## Task to complete
Below are the records. Gather each line that holds "muted".
* begin Data shown *
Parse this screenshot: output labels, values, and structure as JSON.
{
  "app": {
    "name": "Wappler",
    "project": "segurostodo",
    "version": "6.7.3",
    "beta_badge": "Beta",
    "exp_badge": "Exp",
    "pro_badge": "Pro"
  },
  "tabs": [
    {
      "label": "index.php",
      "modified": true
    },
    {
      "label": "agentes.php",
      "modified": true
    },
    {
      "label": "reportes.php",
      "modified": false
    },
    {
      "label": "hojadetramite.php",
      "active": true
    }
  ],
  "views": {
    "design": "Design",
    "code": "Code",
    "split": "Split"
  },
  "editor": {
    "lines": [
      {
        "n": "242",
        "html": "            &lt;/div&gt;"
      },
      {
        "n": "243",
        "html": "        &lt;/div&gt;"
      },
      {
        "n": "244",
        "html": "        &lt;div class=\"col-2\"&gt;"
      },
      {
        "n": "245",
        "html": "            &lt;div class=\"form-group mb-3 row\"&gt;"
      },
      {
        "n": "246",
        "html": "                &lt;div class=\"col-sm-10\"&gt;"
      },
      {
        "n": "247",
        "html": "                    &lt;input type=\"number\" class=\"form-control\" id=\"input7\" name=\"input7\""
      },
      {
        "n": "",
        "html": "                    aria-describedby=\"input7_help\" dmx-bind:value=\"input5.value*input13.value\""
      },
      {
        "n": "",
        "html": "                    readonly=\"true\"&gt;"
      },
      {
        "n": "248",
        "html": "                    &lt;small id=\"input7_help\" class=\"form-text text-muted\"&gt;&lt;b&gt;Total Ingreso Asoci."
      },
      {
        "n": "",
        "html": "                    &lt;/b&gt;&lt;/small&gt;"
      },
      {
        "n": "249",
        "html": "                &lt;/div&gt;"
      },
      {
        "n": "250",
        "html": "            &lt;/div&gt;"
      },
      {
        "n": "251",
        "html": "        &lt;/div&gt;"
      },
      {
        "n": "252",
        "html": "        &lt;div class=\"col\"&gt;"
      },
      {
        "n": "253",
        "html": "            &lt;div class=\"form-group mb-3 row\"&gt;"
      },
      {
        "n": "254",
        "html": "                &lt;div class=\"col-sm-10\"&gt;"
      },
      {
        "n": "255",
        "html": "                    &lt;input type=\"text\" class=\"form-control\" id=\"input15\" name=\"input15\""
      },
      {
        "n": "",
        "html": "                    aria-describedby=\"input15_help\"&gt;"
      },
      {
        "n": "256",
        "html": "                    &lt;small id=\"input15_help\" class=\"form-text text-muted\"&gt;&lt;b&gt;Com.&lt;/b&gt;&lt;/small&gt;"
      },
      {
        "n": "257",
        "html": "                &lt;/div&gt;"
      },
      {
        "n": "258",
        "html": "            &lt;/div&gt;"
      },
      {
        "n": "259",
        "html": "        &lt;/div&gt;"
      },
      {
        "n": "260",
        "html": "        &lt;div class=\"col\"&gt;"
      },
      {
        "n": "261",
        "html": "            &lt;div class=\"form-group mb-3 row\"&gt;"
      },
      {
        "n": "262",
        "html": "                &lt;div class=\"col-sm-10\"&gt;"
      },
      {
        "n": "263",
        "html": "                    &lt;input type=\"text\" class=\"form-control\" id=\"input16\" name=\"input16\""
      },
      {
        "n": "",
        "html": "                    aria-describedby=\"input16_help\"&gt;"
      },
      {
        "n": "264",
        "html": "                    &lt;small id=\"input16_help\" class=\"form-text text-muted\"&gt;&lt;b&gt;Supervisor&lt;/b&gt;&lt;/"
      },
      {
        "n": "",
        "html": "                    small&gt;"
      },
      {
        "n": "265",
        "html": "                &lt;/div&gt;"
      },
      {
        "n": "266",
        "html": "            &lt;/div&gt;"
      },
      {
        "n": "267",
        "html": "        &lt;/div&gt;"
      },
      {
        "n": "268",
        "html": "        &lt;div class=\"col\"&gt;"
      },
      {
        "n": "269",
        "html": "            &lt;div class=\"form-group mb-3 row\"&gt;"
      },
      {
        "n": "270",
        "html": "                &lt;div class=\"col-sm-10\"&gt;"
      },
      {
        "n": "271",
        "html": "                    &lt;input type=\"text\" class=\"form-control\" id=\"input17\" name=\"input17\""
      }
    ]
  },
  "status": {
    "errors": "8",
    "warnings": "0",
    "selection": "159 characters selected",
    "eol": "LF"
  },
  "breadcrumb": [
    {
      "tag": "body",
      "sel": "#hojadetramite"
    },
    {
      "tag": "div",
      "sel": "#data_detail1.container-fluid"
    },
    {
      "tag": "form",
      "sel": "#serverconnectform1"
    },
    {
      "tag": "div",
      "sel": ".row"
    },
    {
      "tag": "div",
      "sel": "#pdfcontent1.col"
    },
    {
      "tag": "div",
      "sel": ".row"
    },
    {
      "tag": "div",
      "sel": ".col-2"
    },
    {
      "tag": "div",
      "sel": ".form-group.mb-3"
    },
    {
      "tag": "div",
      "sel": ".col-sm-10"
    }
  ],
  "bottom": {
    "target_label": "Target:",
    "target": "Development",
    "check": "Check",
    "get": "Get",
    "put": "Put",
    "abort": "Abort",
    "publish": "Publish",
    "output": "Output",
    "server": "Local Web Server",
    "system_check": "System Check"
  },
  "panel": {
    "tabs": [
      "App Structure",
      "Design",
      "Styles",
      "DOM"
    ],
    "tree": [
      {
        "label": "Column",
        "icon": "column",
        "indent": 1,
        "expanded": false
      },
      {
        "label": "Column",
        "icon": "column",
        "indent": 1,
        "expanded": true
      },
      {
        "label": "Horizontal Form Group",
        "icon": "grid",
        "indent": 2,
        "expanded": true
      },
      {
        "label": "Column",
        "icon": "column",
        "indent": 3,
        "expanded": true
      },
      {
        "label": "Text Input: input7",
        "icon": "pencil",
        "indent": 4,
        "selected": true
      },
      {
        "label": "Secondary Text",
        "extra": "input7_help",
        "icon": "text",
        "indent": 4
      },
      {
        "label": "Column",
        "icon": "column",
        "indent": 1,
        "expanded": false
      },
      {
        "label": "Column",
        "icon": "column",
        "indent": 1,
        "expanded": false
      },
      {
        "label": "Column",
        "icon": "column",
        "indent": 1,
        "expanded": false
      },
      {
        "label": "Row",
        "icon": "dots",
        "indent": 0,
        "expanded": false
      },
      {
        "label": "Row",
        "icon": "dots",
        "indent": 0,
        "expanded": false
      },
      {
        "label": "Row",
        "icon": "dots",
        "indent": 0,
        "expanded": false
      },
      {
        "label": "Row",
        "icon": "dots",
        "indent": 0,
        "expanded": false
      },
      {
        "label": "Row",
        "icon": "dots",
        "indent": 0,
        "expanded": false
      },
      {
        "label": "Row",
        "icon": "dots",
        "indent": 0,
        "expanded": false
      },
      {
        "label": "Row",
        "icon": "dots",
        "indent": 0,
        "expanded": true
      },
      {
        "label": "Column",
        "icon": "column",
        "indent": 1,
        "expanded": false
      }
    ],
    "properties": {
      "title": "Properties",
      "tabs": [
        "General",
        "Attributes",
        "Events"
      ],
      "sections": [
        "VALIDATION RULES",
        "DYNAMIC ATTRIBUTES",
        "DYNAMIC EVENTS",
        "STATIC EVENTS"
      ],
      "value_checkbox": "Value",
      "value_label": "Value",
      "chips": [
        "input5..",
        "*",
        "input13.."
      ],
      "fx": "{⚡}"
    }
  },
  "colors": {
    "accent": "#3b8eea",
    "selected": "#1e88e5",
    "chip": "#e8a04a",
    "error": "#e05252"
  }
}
* end Data shown *
## Result below
        "html": "                    &lt;small id=\"input7_help\" class=\"form-text text-muted\"&gt;&lt;b&gt;Total Ingreso Asoci."
        "html": "                    &lt;small id=\"input15_help\" class=\"form-text text-muted\"&gt;&lt;b&gt;Com.&lt;/b&gt;&lt;/small&gt;"
        "html": "                    &lt;small id=\"input16_help\" class=\"form-text text-muted\"&gt;&lt;b&gt;Supervisor&lt;/b&gt;&lt;/"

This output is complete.